* [EXERCISE BRIEF]: Which lines contain the string "target"? Please list every one of them.

* [SUPPLIED MATERIAL]:
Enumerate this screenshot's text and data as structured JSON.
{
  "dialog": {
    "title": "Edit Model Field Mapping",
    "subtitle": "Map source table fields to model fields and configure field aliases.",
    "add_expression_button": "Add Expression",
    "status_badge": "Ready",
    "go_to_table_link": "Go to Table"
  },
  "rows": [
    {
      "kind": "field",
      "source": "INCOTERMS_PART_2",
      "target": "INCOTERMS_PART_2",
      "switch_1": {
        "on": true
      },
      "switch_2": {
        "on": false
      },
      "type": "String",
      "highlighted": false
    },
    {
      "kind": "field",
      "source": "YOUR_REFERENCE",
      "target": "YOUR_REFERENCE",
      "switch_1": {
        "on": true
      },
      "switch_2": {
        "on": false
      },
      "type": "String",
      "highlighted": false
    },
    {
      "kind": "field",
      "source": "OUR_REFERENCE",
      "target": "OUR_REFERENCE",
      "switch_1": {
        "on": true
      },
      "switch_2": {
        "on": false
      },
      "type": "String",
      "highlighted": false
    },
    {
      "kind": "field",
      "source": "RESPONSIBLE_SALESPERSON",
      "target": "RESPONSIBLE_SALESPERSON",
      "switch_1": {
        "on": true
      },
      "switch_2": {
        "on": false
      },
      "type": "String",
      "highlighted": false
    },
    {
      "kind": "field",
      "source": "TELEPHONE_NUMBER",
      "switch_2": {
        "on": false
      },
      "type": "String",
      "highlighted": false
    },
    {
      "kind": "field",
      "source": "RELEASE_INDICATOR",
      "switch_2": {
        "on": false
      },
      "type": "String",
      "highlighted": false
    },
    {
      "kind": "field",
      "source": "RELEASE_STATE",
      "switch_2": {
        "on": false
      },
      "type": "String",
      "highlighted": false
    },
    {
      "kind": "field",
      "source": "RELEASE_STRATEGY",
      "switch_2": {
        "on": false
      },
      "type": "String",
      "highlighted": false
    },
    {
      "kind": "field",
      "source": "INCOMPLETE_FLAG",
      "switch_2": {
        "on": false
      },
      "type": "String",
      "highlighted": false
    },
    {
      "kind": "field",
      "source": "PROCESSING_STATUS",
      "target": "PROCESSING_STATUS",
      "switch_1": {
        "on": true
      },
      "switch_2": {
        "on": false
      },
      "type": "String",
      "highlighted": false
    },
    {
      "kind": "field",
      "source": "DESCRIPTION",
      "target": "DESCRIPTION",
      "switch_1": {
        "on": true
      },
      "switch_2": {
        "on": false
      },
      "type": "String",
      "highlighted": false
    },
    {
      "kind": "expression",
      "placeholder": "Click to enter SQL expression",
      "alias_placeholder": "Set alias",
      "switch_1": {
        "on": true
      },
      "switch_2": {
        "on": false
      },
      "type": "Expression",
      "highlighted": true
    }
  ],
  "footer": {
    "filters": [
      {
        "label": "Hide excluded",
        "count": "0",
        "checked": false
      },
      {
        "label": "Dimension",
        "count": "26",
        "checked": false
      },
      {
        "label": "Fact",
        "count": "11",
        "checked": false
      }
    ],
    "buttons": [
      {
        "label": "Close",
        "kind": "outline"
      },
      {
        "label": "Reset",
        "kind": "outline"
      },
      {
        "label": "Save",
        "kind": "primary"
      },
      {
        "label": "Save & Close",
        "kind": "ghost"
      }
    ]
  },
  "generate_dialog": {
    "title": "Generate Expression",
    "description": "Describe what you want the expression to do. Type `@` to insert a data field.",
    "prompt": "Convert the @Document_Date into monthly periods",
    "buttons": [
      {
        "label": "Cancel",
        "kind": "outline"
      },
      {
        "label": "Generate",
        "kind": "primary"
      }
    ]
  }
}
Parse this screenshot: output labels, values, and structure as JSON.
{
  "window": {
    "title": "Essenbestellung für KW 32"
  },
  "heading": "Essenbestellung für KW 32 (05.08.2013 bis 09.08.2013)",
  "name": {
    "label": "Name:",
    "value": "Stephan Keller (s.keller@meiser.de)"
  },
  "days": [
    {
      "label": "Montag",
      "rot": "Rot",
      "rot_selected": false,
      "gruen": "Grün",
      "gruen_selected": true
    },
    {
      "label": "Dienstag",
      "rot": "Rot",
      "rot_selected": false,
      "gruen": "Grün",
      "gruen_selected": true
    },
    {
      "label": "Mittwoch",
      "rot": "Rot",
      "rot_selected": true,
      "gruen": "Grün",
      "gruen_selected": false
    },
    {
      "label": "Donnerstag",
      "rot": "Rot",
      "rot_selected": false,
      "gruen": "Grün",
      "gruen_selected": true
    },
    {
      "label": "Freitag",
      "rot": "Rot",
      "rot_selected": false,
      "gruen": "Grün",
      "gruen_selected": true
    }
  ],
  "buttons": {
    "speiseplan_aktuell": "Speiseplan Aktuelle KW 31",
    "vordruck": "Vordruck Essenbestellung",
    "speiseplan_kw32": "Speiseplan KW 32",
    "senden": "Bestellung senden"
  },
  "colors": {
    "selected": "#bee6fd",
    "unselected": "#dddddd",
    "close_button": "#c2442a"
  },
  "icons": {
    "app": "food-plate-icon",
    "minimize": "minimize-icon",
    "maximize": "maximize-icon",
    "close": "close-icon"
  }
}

* [FINAL RESULT]:
      "target": "INCOTERMS_PART_2",
      "target": "YOUR_REFERENCE",
      "target": "OUR_REFERENCE",
      "target": "RESPONSIBLE_SALESPERSON",
      "target": "PROCESSING_STATUS",
      "target": "DESCRIPTION",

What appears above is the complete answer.